── Material provided

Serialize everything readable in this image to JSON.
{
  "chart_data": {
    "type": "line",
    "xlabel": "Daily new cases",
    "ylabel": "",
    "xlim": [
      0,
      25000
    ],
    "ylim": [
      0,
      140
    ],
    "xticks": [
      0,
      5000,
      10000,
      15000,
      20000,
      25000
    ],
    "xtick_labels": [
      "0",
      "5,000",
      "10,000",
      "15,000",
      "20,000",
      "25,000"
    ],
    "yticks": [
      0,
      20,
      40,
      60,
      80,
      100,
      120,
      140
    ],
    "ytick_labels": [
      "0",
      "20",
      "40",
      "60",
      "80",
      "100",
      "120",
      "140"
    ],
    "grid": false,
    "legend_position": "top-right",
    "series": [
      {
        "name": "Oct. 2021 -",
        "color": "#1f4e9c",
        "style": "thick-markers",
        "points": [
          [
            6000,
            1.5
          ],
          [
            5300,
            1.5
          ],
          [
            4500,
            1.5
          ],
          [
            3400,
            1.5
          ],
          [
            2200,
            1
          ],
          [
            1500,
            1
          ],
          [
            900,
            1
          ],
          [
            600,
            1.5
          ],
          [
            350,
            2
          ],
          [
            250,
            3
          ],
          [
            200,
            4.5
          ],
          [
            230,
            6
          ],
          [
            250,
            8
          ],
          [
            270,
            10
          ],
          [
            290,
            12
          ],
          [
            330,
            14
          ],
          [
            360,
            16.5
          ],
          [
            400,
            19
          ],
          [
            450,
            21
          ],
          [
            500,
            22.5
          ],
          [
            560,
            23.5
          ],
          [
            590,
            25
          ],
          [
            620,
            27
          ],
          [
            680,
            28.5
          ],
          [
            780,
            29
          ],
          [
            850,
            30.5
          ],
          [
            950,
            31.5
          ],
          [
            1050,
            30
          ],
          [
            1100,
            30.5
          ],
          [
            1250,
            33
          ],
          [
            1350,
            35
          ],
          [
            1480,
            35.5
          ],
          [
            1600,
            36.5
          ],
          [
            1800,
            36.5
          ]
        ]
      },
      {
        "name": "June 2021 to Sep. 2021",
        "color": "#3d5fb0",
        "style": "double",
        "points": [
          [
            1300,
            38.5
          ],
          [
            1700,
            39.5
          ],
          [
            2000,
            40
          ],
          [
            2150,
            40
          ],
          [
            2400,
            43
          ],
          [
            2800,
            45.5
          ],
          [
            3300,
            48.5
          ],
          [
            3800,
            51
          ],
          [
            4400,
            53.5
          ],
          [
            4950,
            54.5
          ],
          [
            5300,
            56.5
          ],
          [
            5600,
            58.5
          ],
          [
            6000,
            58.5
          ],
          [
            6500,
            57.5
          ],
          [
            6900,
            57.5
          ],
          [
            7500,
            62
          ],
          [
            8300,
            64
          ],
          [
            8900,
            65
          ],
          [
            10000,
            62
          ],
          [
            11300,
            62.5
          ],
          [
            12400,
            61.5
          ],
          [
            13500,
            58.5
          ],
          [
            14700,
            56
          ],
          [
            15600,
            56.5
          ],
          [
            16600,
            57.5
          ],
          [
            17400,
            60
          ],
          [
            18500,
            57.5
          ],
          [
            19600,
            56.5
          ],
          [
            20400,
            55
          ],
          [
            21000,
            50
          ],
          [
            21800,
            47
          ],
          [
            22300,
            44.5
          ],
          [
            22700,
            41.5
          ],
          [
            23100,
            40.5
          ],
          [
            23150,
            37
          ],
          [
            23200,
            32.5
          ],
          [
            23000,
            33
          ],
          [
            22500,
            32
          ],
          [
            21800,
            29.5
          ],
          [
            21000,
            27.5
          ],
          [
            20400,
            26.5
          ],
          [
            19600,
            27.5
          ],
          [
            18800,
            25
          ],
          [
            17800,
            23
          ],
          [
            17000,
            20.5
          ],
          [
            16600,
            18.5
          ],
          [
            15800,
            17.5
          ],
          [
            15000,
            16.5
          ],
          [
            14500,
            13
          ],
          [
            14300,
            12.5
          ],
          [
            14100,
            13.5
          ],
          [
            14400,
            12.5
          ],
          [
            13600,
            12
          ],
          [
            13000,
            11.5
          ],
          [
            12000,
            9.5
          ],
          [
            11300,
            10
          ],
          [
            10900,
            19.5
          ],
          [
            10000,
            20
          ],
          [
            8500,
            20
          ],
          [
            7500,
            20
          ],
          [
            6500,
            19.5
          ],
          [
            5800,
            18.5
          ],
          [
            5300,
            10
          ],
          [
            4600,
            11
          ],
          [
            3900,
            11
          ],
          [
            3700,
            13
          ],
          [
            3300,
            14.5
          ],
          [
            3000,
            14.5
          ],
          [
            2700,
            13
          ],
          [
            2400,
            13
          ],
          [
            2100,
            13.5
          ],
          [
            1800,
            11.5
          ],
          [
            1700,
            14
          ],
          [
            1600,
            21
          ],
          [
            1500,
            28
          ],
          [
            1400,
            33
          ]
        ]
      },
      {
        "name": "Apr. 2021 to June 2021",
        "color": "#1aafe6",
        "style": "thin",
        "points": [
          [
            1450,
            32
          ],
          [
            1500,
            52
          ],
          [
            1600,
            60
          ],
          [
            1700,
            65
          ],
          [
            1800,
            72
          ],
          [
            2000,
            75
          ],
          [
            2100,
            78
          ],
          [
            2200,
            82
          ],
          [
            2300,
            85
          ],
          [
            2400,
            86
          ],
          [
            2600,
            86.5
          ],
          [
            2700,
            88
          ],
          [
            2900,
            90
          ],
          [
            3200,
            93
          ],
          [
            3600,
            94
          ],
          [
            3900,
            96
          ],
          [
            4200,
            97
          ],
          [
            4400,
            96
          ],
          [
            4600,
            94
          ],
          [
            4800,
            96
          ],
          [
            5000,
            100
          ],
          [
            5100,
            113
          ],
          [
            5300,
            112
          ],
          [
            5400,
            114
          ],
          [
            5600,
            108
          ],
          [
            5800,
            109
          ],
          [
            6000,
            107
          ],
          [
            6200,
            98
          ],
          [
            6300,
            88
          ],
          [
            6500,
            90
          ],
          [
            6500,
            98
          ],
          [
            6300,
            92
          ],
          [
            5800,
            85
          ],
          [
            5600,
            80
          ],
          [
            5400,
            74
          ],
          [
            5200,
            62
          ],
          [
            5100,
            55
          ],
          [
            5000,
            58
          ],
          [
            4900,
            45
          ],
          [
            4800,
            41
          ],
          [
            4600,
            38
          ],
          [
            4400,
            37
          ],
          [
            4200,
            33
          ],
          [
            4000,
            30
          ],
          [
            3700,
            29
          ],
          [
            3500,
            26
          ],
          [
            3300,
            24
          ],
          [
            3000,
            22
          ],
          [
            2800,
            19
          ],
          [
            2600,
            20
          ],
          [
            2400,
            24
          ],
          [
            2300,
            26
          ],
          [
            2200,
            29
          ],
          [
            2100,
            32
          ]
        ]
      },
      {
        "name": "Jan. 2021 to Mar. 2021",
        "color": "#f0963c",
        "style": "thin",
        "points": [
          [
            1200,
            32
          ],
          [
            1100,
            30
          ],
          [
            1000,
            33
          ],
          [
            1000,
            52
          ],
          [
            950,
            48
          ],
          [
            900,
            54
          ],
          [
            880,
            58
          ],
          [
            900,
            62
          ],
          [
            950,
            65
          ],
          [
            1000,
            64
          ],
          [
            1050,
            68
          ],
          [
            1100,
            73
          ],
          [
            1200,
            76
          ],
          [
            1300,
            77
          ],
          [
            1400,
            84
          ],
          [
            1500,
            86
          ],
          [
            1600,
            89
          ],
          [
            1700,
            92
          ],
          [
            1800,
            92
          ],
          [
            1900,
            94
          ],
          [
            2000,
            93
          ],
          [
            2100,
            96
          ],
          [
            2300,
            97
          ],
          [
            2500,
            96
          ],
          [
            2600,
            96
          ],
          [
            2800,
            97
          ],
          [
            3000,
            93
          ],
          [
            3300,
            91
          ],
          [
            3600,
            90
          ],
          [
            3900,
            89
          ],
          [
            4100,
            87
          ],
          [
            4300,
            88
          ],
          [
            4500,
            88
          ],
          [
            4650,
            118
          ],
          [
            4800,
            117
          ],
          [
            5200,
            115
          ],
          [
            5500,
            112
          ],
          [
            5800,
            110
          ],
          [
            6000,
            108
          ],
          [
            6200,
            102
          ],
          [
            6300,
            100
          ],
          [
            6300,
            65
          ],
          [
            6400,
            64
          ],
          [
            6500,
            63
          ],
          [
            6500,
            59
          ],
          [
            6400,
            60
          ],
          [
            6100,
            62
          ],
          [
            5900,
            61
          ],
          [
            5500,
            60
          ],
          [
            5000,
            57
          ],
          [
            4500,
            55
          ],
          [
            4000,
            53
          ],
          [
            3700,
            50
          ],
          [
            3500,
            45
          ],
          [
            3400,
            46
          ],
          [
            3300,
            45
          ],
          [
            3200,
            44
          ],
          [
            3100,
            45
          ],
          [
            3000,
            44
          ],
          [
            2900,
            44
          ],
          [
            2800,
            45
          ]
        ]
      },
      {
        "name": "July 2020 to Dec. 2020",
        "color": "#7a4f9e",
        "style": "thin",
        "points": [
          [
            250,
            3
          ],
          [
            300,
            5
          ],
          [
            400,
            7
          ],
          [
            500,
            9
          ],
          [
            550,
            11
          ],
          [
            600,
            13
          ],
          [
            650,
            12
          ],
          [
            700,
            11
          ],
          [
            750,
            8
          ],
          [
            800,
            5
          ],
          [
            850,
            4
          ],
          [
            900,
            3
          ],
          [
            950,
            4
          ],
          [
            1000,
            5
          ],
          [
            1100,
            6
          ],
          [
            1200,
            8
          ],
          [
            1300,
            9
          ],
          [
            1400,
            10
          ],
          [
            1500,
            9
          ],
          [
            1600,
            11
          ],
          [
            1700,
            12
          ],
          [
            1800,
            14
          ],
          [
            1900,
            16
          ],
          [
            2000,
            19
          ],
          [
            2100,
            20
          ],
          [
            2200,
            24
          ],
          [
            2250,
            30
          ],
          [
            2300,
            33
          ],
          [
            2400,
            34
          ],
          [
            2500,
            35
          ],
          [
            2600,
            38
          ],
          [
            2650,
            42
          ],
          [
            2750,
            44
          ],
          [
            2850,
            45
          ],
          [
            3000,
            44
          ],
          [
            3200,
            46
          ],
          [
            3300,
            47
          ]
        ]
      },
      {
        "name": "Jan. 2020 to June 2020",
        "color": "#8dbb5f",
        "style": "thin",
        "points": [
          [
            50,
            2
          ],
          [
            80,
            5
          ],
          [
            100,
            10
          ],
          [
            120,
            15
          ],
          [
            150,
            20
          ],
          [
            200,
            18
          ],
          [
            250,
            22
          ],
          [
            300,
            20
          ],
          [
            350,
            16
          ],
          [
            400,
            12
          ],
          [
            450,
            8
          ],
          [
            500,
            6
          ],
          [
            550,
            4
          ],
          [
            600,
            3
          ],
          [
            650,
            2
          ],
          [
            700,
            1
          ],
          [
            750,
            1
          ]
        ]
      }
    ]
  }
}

────

- [What the task requires]:
Of the lines in the material, how many include "name"? Respond with the number alone.

- [Answer for this exercise]:
6